◆ **Given data**:
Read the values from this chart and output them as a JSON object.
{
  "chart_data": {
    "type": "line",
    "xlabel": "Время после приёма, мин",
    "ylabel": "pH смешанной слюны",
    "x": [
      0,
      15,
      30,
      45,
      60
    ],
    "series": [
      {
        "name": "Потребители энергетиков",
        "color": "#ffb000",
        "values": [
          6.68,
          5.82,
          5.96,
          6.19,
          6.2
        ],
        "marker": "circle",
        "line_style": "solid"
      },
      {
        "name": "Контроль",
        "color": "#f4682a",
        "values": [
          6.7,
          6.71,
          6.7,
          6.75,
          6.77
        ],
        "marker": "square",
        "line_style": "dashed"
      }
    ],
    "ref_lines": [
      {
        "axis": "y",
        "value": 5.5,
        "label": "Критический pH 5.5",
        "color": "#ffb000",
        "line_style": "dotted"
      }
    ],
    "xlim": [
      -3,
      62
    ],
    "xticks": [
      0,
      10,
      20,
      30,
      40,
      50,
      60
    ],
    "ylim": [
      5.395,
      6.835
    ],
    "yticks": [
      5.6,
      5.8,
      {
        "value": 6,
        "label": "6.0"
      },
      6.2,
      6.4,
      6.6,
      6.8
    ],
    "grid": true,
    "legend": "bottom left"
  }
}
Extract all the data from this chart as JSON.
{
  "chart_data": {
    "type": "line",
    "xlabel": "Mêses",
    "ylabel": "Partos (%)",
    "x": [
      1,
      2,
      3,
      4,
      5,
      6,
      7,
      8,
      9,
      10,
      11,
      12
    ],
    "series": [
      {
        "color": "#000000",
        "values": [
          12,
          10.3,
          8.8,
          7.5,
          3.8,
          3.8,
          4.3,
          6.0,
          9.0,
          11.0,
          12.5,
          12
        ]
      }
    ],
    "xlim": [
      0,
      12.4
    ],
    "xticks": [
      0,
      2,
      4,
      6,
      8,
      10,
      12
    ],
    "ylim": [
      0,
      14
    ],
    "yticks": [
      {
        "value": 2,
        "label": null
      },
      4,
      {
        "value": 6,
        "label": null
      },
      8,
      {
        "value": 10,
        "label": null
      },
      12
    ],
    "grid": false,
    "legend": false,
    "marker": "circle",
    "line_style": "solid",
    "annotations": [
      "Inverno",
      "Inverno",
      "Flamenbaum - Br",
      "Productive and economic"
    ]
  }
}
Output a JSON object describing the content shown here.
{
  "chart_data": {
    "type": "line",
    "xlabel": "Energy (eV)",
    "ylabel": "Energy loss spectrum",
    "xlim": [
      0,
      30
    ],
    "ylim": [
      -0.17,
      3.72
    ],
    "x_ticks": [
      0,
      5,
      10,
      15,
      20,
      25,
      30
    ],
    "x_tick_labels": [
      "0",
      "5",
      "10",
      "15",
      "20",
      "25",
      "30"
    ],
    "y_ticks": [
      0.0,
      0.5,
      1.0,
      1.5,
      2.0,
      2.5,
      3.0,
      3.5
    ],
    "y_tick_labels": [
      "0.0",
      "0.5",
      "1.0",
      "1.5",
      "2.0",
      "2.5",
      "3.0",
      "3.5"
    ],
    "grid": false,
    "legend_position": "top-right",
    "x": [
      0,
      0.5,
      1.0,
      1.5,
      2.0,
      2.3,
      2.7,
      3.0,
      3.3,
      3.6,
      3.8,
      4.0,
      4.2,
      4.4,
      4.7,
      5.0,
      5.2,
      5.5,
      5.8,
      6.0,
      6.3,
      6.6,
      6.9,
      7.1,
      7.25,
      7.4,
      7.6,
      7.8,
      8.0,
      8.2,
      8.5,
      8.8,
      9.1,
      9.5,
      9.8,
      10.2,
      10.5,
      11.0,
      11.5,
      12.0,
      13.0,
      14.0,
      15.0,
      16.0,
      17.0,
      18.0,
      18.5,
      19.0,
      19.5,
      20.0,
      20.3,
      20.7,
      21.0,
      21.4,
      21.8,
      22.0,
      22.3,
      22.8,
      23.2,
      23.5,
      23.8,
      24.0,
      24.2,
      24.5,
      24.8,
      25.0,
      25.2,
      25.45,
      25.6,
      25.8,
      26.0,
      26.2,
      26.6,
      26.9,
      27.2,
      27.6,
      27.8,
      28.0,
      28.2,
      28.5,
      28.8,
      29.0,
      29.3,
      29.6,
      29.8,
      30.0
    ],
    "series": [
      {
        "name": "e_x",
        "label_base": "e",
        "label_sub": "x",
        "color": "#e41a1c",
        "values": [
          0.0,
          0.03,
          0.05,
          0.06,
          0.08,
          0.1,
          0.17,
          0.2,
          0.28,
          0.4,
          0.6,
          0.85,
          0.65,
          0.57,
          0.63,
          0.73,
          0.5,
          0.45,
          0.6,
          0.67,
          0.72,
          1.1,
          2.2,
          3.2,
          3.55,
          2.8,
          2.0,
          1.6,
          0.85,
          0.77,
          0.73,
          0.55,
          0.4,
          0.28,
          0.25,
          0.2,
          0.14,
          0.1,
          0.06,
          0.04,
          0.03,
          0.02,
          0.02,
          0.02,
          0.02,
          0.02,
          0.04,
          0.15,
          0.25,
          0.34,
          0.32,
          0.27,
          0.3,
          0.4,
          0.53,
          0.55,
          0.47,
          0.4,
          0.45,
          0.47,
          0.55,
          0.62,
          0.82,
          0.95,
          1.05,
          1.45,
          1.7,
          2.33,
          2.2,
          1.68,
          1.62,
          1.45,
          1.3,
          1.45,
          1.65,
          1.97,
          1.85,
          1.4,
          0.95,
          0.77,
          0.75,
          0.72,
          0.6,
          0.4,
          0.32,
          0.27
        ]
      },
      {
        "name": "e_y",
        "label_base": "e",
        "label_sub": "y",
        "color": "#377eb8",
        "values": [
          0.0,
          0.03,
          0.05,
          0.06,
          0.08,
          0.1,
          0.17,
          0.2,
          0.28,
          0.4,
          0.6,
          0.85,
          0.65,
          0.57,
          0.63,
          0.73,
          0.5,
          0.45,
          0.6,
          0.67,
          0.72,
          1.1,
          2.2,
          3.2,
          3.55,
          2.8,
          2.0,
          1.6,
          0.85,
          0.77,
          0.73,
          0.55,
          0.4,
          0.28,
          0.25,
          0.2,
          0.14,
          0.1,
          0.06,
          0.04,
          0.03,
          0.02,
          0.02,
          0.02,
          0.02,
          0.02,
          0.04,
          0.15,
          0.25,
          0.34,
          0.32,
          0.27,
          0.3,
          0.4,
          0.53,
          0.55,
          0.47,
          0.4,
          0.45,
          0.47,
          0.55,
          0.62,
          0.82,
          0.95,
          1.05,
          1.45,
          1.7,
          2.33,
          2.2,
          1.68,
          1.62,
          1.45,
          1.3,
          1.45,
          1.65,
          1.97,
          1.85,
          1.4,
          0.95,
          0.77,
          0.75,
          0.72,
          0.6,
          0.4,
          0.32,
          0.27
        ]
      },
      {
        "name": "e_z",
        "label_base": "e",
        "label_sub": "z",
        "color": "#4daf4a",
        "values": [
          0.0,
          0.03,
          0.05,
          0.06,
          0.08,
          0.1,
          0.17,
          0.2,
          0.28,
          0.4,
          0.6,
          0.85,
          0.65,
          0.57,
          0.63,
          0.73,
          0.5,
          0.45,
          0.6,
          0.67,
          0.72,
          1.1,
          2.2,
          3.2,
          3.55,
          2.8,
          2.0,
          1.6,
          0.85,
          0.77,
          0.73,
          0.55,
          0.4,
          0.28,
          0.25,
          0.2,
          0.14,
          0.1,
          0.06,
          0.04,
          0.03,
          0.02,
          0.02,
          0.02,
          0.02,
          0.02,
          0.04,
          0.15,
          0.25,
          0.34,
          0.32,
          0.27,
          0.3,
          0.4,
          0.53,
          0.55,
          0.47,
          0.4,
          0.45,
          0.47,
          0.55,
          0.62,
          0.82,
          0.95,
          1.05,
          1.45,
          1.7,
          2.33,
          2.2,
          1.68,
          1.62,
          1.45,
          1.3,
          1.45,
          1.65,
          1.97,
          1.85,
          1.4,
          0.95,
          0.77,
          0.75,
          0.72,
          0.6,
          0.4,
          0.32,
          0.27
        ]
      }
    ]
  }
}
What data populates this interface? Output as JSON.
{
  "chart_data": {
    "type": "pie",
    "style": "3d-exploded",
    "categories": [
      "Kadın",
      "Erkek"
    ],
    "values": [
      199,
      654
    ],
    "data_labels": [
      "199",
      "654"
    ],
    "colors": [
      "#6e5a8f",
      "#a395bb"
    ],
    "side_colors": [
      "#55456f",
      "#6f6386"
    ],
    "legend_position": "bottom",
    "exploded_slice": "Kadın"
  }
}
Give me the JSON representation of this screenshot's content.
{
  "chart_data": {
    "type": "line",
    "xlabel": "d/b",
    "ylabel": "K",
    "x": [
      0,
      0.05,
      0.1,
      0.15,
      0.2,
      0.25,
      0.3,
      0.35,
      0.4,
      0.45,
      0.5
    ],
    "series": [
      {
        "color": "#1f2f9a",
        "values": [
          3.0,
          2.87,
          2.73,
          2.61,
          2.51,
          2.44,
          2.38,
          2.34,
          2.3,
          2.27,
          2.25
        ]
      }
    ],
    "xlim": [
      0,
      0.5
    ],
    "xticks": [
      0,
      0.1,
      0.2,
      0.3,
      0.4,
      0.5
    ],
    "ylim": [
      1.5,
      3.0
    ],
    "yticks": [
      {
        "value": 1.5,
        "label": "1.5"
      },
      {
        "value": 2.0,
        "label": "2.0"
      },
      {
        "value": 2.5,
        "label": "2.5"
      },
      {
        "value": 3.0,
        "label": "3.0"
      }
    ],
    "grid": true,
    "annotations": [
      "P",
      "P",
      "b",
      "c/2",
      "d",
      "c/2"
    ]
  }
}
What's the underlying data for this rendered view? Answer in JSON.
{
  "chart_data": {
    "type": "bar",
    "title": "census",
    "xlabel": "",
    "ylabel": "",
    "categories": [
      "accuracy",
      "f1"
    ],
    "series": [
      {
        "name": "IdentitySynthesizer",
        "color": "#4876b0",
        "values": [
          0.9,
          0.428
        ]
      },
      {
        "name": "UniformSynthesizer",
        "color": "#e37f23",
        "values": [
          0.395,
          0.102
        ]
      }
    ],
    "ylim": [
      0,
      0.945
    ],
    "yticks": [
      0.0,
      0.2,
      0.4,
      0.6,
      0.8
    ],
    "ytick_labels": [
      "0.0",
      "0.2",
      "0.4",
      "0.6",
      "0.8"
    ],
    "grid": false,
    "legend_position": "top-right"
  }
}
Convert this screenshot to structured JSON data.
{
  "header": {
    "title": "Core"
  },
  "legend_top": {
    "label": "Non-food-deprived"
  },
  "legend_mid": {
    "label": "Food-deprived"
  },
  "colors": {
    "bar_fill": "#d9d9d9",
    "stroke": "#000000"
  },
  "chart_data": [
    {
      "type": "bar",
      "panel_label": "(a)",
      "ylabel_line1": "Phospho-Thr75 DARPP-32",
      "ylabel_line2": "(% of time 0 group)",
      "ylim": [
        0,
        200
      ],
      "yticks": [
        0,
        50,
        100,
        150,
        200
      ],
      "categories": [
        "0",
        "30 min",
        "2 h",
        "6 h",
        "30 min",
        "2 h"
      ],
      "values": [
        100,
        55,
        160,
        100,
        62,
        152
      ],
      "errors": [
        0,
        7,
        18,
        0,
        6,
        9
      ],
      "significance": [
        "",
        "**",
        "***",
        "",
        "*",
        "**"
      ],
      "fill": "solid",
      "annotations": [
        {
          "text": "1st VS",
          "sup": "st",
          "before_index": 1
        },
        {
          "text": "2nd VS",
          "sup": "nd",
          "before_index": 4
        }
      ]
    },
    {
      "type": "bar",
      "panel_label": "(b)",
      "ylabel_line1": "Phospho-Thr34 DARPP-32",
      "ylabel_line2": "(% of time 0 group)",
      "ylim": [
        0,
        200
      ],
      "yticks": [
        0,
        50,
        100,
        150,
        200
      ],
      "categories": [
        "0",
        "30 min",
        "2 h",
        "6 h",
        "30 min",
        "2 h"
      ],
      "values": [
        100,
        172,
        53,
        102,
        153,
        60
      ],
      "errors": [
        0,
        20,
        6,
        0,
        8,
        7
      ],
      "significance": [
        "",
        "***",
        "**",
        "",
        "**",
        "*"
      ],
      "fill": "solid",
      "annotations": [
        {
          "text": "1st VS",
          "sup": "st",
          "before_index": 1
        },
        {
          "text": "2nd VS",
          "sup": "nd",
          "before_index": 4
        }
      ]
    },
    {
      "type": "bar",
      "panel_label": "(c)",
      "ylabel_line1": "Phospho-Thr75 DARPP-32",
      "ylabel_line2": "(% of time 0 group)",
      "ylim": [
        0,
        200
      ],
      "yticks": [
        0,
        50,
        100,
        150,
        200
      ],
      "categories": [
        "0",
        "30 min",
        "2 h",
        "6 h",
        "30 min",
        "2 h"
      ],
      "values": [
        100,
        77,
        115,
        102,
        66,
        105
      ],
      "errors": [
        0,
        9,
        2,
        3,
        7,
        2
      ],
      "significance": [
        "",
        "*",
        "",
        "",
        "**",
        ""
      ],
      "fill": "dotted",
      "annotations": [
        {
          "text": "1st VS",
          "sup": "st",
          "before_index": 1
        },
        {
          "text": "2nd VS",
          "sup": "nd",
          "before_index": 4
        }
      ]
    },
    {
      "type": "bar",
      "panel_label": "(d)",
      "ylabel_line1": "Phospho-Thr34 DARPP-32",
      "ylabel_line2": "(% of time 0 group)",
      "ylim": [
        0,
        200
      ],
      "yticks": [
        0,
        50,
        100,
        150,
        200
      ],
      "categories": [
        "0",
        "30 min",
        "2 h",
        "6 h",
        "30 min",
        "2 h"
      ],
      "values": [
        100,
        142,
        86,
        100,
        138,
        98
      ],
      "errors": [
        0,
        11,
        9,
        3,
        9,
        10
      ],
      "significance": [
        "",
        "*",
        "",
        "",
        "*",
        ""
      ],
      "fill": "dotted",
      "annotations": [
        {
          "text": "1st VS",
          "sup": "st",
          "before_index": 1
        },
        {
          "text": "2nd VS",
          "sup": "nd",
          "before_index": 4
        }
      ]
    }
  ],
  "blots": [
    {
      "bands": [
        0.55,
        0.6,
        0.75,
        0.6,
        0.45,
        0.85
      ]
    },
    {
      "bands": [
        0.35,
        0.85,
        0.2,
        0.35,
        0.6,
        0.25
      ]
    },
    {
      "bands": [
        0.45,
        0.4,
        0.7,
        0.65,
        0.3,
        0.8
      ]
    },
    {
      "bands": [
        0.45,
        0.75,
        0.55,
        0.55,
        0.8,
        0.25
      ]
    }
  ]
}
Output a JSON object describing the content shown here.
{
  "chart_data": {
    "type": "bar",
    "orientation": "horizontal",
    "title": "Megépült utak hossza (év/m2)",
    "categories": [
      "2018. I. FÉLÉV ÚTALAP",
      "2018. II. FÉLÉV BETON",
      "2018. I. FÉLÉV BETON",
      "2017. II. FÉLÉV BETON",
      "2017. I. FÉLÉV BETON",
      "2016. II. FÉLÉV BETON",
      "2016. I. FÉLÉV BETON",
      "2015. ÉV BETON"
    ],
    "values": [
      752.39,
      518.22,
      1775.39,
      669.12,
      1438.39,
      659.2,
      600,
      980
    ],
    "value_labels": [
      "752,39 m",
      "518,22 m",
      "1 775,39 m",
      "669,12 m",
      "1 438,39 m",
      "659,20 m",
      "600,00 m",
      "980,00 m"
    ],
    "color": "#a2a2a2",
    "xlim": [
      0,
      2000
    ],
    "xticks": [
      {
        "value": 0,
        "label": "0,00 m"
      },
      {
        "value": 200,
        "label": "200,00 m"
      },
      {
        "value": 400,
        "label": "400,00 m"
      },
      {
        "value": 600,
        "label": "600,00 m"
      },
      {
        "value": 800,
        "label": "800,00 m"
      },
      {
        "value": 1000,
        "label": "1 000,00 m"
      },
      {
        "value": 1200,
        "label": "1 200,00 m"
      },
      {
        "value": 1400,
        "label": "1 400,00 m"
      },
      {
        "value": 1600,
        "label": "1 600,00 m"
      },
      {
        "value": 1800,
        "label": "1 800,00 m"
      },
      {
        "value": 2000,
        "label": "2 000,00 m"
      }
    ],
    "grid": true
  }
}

◆ **What you need to do**: How many lines of the entries above hold the string "screenshot"? Reply with the number alone.

◆ **Output of the task**: 2